TASK TO CARRY OUT :: Look for the string "thật" in every line, and copy each line that has it.

Data entries ::
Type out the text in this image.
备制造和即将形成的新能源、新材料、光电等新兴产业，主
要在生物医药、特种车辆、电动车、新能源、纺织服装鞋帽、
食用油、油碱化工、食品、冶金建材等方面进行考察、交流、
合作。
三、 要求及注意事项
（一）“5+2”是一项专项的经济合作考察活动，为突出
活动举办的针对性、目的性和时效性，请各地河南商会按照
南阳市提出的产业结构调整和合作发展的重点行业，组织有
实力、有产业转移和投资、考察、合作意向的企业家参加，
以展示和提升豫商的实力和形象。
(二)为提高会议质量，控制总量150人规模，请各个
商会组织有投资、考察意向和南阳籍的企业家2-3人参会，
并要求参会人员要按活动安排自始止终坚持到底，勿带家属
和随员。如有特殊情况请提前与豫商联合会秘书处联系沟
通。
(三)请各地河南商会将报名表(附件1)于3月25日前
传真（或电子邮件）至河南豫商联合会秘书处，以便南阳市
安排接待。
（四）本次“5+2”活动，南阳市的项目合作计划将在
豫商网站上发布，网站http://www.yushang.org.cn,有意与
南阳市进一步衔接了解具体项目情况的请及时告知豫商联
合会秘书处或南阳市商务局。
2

==

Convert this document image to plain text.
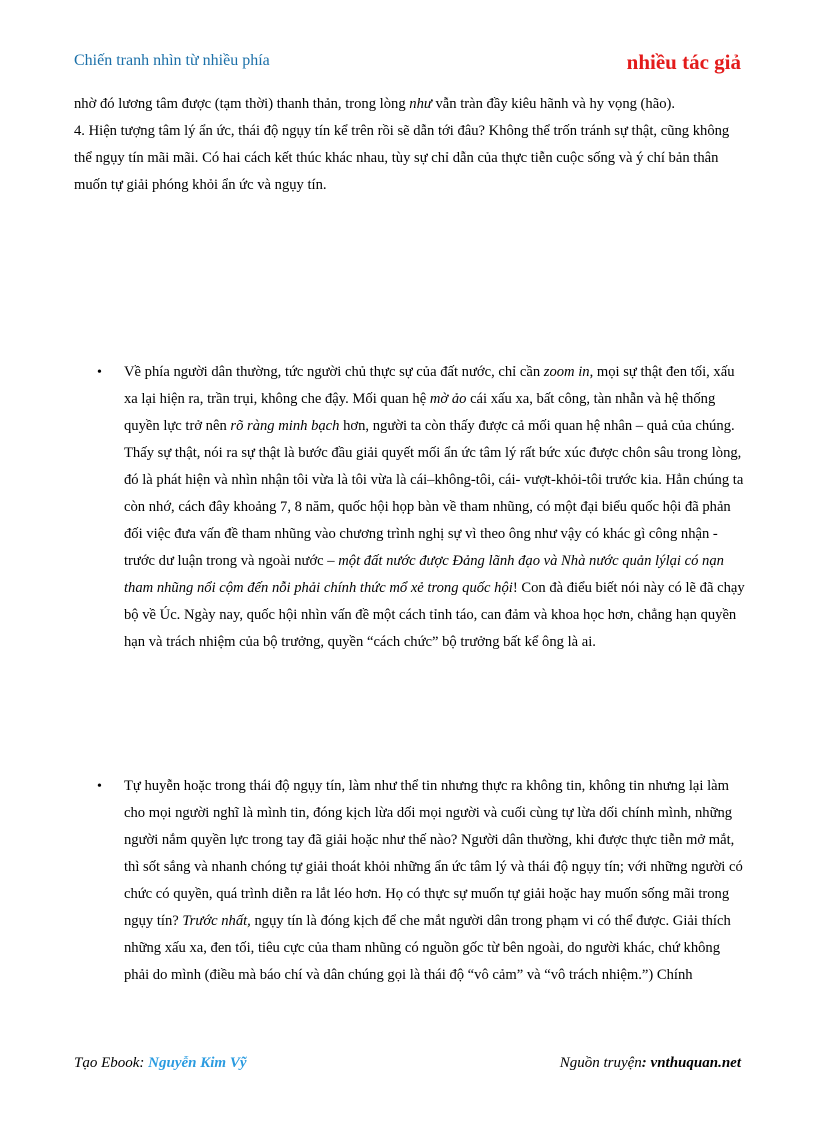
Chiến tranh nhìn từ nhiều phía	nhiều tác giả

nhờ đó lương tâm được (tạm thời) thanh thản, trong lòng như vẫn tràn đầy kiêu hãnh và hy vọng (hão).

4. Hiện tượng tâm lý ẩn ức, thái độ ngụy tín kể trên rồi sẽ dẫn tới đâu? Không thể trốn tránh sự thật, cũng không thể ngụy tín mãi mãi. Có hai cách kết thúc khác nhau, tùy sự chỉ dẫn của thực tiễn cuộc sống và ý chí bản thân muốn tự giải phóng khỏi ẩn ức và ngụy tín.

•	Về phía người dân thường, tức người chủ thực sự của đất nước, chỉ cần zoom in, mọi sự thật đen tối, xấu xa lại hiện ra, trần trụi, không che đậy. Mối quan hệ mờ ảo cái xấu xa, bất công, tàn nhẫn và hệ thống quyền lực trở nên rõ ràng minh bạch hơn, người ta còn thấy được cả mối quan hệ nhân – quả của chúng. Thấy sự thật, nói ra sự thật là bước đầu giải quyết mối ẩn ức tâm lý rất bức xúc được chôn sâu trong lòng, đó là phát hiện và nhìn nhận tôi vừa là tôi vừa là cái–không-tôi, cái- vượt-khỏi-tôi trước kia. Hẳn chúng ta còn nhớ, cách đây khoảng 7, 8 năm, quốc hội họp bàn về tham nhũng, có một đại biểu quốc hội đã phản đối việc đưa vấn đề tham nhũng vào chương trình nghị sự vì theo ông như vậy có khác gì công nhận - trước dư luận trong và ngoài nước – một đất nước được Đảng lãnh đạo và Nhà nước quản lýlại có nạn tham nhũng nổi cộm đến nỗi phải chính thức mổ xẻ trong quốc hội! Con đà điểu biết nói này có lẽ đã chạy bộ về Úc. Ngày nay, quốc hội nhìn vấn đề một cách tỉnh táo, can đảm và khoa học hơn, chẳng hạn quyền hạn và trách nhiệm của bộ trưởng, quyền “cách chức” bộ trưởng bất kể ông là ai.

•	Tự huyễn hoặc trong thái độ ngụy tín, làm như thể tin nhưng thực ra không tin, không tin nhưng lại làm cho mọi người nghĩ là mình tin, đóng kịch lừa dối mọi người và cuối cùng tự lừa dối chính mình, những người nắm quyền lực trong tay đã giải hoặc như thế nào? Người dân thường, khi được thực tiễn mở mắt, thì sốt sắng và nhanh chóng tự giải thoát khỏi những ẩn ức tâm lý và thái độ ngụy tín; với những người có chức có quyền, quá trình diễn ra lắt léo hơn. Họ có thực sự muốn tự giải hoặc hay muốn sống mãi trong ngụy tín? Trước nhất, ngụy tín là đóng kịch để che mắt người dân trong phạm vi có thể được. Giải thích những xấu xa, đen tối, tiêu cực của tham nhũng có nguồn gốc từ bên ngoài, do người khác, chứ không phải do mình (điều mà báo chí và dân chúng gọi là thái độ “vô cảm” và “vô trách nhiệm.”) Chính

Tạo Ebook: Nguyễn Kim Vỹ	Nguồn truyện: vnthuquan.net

EXERCISE SOLUTION ::
4. Hiện tượng tâm lý ẩn ức, thái độ ngụy tín kể trên rồi sẽ dẫn tới đâu? Không thể trốn tránh sự thật, cũng không thể ngụy tín mãi mãi. Có hai cách kết thúc khác nhau, tùy sự chỉ dẫn của thực tiễn cuộc sống và ý chí bản thân muốn tự giải phóng khỏi ẩn ức và ngụy tín.
•	Về phía người dân thường, tức người chủ thực sự của đất nước, chỉ cần zoom in, mọi sự thật đen tối, xấu xa lại hiện ra, trần trụi, không che đậy. Mối quan hệ mờ ảo cái xấu xa, bất công, tàn nhẫn và hệ thống quyền lực trở nên rõ ràng minh bạch hơn, người ta còn thấy được cả mối quan hệ nhân – quả của chúng. Thấy sự thật, nói ra sự thật là bước đầu giải quyết mối ẩn ức tâm lý rất bức xúc được chôn sâu trong lòng, đó là phát hiện và nhìn nhận tôi vừa là tôi vừa là cái–không-tôi, cái- vượt-khỏi-tôi trước kia. Hẳn chúng ta còn nhớ, cách đây khoảng 7, 8 năm, quốc hội họp bàn về tham nhũng, có một đại biểu quốc hội đã phản đối việc đưa vấn đề tham nhũng vào chương trình nghị sự vì theo ông như vậy có khác gì công nhận - trước dư luận trong và ngoài nước – một đất nước được Đảng lãnh đạo và Nhà nước quản lýlại có nạn tham nhũng nổi cộm đến nỗi phải chính thức mổ xẻ trong quốc hội! Con đà điểu biết nói này có lẽ đã chạy bộ về Úc. Ngày nay, quốc hội nhìn vấn đề một cách tỉnh táo, can đảm và khoa học hơn, chẳng hạn quyền hạn và trách nhiệm của bộ trưởng, quyền “cách chức” bộ trưởng bất kể ông là ai.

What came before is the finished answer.